● YOUR INSTRUCTIONS:
Identify every line in the records below that contains the word "heading", and reproduce each one.

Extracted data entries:
----------

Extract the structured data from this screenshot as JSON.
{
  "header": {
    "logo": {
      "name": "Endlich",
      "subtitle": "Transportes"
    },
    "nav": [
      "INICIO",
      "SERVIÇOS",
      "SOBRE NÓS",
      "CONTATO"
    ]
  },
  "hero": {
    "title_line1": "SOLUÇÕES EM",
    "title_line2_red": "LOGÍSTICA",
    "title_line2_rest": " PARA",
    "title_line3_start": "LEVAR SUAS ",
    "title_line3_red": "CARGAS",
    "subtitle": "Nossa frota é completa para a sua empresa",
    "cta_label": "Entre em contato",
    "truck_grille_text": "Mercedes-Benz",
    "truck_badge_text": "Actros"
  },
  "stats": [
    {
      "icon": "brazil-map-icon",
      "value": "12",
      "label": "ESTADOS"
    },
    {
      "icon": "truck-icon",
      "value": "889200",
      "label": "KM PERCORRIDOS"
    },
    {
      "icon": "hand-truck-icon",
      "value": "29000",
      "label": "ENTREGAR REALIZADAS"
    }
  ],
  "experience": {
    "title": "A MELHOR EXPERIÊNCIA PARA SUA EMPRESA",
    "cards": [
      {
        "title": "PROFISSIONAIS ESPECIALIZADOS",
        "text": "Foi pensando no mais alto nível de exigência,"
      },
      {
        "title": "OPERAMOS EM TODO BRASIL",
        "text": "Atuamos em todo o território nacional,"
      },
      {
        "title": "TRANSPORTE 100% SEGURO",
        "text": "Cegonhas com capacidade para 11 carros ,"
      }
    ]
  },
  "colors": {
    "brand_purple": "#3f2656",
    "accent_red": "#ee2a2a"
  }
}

----------

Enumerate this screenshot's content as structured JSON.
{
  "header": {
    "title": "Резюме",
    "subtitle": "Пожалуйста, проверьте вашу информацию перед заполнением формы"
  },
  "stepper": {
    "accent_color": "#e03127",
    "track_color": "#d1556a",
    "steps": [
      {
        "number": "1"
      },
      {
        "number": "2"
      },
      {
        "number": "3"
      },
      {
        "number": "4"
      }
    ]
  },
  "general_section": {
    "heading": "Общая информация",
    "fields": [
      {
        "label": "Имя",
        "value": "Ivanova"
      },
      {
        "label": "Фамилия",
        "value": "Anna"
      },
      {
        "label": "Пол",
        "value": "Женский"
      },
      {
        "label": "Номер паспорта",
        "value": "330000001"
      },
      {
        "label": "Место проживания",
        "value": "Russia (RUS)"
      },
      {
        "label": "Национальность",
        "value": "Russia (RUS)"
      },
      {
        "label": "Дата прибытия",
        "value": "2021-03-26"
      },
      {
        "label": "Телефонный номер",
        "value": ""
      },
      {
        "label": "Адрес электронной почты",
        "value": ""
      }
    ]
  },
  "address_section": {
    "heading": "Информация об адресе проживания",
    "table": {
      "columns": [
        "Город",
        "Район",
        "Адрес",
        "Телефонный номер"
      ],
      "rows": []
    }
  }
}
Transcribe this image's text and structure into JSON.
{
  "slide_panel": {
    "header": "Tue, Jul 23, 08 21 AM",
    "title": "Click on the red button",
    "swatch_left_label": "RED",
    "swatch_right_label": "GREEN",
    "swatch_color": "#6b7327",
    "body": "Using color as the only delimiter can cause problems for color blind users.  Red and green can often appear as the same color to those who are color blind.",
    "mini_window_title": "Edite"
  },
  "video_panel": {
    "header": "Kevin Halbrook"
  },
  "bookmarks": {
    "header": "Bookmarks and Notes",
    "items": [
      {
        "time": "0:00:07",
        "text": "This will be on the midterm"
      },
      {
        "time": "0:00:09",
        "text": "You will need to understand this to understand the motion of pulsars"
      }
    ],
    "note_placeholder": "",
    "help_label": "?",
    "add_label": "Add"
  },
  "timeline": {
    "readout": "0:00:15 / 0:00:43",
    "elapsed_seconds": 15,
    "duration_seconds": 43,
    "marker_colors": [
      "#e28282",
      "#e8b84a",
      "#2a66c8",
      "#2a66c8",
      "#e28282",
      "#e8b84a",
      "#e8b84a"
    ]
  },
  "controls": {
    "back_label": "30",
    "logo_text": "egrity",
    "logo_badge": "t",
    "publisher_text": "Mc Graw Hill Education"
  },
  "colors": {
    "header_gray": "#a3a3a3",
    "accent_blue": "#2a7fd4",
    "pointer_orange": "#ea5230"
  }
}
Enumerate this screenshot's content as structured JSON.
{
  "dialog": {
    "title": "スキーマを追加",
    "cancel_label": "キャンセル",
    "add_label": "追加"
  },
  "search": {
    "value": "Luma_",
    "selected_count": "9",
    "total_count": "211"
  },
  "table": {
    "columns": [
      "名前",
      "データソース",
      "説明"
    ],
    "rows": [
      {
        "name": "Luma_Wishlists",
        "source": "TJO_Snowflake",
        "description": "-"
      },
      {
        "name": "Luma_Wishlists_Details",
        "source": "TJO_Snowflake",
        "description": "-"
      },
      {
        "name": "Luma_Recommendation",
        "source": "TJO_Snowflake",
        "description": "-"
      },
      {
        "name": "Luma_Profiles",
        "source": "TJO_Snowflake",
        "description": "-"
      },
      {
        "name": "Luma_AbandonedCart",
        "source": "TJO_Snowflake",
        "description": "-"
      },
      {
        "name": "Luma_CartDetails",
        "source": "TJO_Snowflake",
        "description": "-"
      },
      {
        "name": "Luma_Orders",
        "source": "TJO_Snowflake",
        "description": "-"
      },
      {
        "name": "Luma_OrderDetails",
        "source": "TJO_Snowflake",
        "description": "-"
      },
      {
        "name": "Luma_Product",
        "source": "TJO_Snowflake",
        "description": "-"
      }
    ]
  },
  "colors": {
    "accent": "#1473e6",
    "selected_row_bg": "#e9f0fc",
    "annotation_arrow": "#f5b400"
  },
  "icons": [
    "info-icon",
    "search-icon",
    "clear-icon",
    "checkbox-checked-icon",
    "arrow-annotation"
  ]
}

----------

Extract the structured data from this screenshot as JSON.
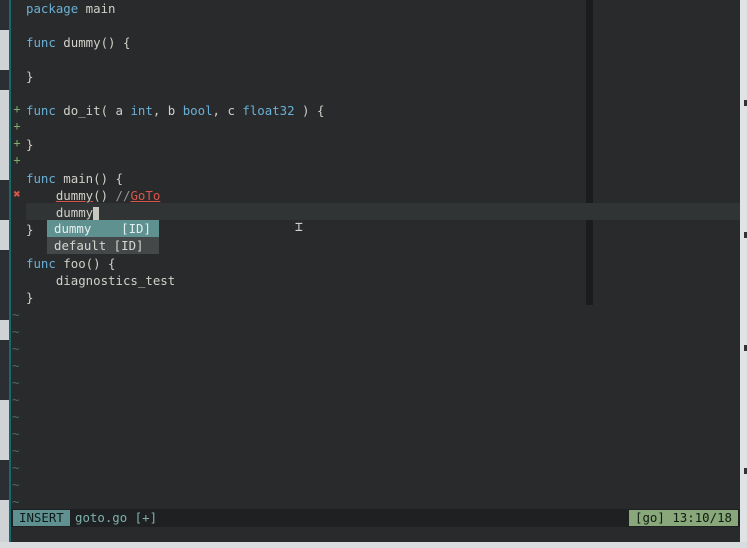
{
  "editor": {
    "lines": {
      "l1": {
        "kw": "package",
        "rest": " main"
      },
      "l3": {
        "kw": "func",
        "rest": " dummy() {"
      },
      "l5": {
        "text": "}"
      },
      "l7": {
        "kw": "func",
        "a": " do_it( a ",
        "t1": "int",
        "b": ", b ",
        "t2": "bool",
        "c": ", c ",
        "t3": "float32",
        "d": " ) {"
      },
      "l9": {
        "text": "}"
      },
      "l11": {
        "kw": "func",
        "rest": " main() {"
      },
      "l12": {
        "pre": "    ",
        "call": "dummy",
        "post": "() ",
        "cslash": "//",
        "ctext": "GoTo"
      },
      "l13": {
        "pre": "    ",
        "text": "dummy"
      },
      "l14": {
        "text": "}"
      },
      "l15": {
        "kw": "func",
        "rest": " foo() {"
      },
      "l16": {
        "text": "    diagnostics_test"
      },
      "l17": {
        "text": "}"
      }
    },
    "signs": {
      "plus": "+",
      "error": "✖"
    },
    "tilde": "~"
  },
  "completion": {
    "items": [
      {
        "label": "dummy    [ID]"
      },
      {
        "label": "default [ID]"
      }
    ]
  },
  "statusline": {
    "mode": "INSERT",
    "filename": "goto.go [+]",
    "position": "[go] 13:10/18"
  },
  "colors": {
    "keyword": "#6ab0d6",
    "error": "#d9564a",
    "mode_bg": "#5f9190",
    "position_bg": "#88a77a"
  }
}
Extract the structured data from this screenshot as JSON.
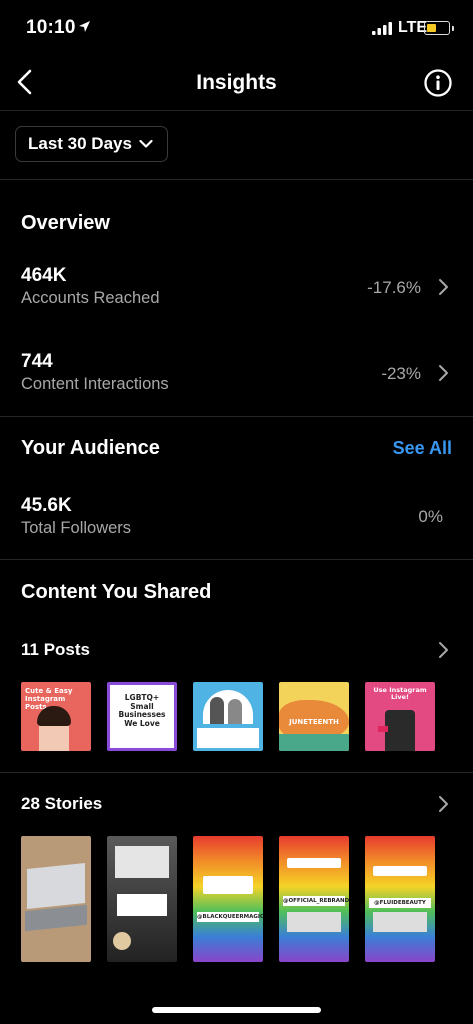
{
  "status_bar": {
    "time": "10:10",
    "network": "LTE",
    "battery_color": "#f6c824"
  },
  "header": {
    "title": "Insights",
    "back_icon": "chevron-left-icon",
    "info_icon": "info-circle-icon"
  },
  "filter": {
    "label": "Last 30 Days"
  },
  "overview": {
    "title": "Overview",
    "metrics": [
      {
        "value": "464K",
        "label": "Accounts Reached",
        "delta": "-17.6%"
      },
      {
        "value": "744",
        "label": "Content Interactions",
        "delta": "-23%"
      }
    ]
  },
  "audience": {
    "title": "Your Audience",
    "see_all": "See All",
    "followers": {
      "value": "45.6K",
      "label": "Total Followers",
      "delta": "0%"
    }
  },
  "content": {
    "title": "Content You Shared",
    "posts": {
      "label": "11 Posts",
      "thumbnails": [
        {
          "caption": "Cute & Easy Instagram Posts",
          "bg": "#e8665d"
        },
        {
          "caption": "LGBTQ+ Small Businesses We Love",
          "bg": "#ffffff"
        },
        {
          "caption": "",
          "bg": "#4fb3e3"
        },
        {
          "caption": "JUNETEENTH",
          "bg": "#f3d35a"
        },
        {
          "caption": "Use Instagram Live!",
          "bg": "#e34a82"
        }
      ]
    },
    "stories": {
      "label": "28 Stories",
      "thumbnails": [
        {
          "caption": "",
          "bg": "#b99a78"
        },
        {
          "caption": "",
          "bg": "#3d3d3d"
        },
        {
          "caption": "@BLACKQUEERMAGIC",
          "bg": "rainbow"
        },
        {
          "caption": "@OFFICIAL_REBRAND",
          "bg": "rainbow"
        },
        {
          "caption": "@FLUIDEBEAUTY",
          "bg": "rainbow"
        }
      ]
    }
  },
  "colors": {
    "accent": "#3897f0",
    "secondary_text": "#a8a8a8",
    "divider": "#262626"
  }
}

----------

● TASK RESULT:
    "heading": "Общая информация",
    "heading": "Информация об адресе проживания",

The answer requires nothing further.